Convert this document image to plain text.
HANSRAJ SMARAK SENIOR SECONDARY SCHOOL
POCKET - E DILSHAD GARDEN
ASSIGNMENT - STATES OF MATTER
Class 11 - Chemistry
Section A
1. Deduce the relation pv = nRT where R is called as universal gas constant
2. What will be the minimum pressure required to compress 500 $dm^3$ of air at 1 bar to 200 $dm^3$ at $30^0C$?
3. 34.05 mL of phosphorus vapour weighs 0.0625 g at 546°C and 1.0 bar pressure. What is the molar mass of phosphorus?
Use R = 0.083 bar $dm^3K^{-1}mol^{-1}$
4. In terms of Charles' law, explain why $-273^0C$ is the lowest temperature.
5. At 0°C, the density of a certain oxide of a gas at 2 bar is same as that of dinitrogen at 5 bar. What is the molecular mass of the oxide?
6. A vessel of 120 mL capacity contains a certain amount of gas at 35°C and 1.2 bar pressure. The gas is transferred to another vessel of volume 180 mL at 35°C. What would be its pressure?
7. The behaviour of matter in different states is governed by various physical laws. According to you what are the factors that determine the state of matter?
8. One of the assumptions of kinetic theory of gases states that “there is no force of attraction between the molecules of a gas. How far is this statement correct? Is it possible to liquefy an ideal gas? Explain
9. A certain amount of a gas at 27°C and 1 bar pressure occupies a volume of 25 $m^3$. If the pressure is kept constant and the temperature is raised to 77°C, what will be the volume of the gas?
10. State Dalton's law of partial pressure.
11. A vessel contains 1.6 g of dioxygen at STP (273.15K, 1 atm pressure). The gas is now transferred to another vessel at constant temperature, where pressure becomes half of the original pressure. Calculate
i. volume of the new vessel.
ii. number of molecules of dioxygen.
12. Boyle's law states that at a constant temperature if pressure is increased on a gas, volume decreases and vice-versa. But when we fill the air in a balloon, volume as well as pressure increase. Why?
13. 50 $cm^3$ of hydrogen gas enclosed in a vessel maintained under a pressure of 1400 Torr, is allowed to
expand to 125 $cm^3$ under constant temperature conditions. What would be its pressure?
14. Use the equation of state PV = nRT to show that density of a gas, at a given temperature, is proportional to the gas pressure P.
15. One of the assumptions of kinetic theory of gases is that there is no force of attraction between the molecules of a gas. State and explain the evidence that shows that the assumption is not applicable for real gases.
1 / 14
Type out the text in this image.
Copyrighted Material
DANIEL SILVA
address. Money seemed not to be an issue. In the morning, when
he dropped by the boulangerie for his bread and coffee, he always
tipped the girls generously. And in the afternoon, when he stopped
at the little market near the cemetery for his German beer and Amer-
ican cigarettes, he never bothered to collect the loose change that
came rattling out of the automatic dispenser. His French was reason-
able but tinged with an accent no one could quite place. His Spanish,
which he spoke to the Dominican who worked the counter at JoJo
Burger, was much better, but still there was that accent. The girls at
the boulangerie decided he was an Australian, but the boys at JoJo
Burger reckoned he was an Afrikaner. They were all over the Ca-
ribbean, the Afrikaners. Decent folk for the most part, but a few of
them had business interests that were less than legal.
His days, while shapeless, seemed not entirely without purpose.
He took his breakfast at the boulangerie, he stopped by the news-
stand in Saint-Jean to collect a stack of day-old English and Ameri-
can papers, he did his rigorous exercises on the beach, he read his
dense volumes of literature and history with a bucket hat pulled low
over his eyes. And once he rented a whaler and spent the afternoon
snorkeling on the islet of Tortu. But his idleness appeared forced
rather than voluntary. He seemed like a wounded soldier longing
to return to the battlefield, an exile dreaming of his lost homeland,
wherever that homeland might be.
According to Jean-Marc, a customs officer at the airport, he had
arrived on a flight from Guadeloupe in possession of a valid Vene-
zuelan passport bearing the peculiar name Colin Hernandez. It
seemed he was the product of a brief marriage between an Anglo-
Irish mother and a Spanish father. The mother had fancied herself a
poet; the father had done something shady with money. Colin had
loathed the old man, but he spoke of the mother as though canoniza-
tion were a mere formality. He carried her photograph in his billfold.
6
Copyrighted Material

**WRITTEN INSTRUCTION:** Check each line above for the string "JoJo", then copy the ones that have it.

**THE ANSWER:**
which he spoke to the Dominican who worked the counter at JoJo
the boulangerie decided he was an Australian, but the boys at JoJo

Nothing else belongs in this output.